### Data
· · · ·
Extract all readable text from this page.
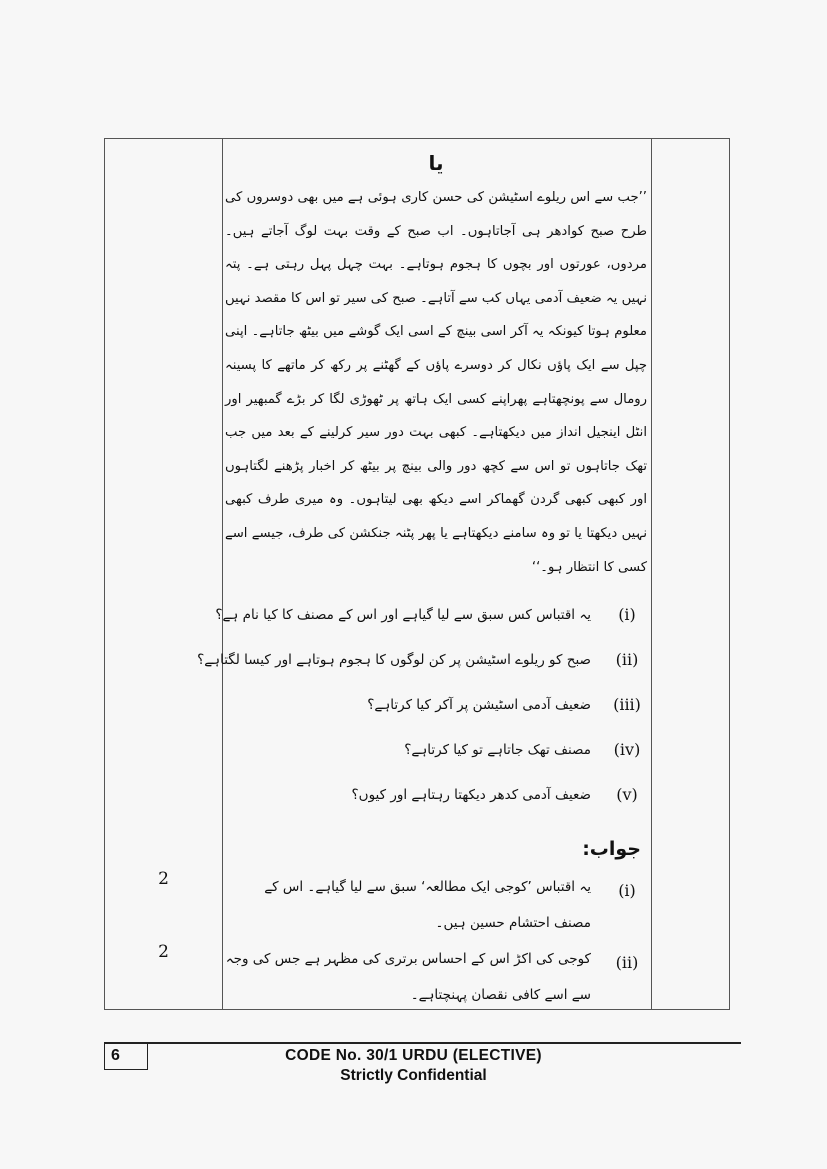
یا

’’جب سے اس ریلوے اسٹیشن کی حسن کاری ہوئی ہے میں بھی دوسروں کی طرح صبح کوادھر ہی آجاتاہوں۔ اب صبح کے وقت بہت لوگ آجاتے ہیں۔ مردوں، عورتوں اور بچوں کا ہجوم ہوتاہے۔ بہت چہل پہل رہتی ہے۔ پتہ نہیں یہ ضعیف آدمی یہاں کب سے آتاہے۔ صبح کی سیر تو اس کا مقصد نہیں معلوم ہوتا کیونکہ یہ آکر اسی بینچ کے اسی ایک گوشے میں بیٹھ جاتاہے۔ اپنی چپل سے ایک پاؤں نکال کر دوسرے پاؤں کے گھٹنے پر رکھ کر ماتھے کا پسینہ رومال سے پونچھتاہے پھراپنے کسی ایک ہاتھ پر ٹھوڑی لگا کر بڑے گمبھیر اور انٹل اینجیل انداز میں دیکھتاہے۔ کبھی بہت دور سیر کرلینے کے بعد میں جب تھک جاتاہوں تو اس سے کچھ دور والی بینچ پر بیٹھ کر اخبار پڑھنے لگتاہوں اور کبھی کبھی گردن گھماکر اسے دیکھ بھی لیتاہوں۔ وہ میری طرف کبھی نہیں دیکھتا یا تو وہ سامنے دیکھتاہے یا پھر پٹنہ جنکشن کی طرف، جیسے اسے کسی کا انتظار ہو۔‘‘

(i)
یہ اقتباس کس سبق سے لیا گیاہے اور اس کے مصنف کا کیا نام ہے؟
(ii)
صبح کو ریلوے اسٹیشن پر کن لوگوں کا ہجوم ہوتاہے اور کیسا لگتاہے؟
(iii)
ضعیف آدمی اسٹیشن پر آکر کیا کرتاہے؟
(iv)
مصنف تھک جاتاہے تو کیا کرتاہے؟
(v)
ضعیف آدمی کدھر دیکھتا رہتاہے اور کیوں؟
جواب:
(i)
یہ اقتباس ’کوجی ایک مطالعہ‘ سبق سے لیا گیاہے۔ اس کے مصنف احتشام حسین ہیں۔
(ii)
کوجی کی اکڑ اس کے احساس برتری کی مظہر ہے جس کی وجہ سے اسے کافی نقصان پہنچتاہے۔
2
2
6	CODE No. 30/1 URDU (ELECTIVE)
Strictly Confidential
· · · ·
### Short exercise
Copy every record above exactly, leaving out any pictures.

### Result
Extract all readable text from this page.
یا

’’جب سے اس ریلوے اسٹیشن کی حسن کاری ہوئی ہے میں بھی دوسروں کی طرح صبح کوادھر ہی آجاتاہوں۔ اب صبح کے وقت بہت لوگ آجاتے ہیں۔ مردوں، عورتوں اور بچوں کا ہجوم ہوتاہے۔ بہت چہل پہل رہتی ہے۔ پتہ نہیں یہ ضعیف آدمی یہاں کب سے آتاہے۔ صبح کی سیر تو اس کا مقصد نہیں معلوم ہوتا کیونکہ یہ آکر اسی بینچ کے اسی ایک گوشے میں بیٹھ جاتاہے۔ اپنی چپل سے ایک پاؤں نکال کر دوسرے پاؤں کے گھٹنے پر رکھ کر ماتھے کا پسینہ رومال سے پونچھتاہے پھراپنے کسی ایک ہاتھ پر ٹھوڑی لگا کر بڑے گمبھیر اور انٹل اینجیل انداز میں دیکھتاہے۔ کبھی بہت دور سیر کرلینے کے بعد میں جب تھک جاتاہوں تو اس سے کچھ دور والی بینچ پر بیٹھ کر اخبار پڑھنے لگتاہوں اور کبھی کبھی گردن گھماکر اسے دیکھ بھی لیتاہوں۔ وہ میری طرف کبھی نہیں دیکھتا یا تو وہ سامنے دیکھتاہے یا پھر پٹنہ جنکشن کی طرف، جیسے اسے کسی کا انتظار ہو۔‘‘

(i)
یہ اقتباس کس سبق سے لیا گیاہے اور اس کے مصنف کا کیا نام ہے؟
(ii)
صبح کو ریلوے اسٹیشن پر کن لوگوں کا ہجوم ہوتاہے اور کیسا لگتاہے؟
(iii)
ضعیف آدمی اسٹیشن پر آکر کیا کرتاہے؟
(iv)
مصنف تھک جاتاہے تو کیا کرتاہے؟
(v)
ضعیف آدمی کدھر دیکھتا رہتاہے اور کیوں؟
جواب:
(i)
یہ اقتباس ’کوجی ایک مطالعہ‘ سبق سے لیا گیاہے۔ اس کے مصنف احتشام حسین ہیں۔
(ii)
کوجی کی اکڑ اس کے احساس برتری کی مظہر ہے جس کی وجہ سے اسے کافی نقصان پہنچتاہے۔
2
2
6	CODE No. 30/1 URDU (ELECTIVE)
Strictly Confidential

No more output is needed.